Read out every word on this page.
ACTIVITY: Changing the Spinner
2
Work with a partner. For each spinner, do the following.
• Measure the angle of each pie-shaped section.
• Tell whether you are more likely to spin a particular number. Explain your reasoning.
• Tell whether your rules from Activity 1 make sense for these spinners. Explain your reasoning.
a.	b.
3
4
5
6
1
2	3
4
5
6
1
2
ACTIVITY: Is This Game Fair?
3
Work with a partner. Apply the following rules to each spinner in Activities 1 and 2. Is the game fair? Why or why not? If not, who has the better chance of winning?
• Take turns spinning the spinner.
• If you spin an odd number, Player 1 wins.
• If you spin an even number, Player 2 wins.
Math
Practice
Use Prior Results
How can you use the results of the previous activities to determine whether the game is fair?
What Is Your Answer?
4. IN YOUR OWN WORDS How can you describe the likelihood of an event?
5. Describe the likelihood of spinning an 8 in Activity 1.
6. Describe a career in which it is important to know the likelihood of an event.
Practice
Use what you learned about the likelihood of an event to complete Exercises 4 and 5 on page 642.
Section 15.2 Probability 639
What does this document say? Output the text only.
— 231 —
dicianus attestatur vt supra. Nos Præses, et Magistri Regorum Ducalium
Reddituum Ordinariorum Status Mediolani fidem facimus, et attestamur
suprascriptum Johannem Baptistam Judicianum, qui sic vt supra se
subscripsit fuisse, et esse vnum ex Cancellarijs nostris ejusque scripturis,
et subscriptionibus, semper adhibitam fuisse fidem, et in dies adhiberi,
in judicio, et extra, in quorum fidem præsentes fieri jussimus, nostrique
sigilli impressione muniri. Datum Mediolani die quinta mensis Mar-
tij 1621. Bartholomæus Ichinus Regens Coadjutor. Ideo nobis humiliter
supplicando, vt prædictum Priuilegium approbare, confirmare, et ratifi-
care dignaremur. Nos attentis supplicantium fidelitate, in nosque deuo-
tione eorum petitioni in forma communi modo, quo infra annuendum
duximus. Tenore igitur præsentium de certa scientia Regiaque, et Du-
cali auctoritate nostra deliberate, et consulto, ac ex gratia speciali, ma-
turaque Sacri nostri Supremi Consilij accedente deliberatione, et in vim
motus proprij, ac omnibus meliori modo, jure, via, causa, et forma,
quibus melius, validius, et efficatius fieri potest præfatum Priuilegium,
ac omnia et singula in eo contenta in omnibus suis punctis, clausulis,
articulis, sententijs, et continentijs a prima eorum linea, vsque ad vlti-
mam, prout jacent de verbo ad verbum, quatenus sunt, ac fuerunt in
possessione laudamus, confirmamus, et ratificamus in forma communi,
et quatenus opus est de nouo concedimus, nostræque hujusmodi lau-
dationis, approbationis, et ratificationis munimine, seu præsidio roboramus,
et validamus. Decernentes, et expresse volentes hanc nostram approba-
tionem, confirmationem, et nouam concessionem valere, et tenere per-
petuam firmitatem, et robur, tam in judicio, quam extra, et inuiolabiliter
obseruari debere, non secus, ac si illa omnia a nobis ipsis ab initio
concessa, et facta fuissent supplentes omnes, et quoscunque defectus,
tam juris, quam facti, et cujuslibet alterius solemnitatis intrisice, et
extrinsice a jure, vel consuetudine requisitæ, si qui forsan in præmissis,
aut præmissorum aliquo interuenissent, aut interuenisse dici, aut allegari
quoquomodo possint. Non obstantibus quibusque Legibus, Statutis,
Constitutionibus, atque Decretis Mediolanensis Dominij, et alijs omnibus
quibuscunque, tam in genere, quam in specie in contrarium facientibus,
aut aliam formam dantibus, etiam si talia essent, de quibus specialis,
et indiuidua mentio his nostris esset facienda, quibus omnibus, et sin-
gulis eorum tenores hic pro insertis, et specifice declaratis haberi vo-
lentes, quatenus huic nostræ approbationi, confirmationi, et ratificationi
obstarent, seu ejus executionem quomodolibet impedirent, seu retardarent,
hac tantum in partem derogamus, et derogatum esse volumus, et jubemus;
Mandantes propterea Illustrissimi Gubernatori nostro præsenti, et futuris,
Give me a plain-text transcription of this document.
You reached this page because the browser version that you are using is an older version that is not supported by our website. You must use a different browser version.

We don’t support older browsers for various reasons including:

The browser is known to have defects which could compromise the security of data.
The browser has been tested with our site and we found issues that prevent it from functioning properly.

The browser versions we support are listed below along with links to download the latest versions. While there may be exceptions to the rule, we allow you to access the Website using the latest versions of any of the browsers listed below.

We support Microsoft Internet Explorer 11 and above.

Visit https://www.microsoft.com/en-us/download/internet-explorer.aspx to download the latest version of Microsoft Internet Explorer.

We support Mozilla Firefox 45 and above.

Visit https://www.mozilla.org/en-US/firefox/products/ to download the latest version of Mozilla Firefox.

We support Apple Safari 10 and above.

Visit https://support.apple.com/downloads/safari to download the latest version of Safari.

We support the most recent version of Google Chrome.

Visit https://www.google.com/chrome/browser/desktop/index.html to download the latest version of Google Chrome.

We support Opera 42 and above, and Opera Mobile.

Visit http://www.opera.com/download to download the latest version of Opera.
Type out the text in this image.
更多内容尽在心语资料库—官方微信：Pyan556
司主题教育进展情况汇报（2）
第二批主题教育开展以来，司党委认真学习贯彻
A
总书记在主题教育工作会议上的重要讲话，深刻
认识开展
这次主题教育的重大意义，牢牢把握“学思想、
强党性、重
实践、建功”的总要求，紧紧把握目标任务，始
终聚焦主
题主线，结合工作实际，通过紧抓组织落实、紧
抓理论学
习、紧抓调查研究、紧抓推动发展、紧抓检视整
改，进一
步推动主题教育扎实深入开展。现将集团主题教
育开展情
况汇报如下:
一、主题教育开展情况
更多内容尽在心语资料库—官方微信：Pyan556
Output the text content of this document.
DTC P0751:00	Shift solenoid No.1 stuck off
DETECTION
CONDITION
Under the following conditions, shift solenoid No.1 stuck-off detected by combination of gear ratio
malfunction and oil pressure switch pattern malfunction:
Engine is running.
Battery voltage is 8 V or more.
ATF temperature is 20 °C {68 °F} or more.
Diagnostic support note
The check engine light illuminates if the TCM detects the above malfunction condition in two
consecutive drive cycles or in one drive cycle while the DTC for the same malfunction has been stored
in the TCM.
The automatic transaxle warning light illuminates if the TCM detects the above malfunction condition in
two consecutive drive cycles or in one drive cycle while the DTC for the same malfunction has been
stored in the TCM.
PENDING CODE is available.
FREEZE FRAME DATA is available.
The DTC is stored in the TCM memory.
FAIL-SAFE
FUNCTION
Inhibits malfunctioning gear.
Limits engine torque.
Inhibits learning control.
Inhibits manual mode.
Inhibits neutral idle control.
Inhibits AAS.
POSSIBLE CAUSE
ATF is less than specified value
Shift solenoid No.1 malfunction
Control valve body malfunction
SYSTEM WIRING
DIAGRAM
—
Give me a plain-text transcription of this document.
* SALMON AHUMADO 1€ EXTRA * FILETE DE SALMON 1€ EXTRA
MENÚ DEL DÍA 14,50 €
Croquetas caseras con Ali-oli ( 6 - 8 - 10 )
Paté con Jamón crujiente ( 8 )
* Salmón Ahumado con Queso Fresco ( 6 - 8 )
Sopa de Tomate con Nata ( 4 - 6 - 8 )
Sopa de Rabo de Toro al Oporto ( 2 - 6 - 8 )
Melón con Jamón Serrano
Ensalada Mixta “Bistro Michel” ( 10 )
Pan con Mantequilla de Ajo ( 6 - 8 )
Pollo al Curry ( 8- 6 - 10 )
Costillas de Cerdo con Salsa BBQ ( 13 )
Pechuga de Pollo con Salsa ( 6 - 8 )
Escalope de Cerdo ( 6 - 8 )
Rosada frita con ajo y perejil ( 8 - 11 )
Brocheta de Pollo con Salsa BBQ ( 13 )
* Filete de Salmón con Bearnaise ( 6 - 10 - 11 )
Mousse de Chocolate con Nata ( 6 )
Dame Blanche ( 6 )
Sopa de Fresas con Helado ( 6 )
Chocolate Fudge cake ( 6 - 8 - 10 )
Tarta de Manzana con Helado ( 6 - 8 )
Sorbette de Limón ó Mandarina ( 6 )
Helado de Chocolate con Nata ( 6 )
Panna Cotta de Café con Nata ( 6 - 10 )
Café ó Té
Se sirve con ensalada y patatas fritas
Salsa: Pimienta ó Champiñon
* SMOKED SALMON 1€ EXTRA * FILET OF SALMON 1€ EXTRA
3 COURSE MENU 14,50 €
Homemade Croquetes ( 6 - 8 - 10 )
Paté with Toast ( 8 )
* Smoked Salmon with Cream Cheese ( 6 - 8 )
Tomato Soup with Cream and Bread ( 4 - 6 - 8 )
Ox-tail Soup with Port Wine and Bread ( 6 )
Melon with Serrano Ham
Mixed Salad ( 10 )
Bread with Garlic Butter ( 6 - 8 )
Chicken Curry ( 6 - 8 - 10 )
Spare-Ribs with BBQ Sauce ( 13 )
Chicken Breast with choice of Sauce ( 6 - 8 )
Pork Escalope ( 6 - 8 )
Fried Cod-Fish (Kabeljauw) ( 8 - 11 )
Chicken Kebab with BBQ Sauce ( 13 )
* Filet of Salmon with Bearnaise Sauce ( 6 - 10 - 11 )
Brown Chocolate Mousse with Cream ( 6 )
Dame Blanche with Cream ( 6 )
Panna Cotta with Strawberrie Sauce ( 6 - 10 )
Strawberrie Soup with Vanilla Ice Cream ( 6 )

_The exercise_:
Return every line of the preceding records in which the word "Dame" appears.

_Output of the exercise_:
Dame Blanche ( 6 )
Dame Blanche with Cream ( 6 )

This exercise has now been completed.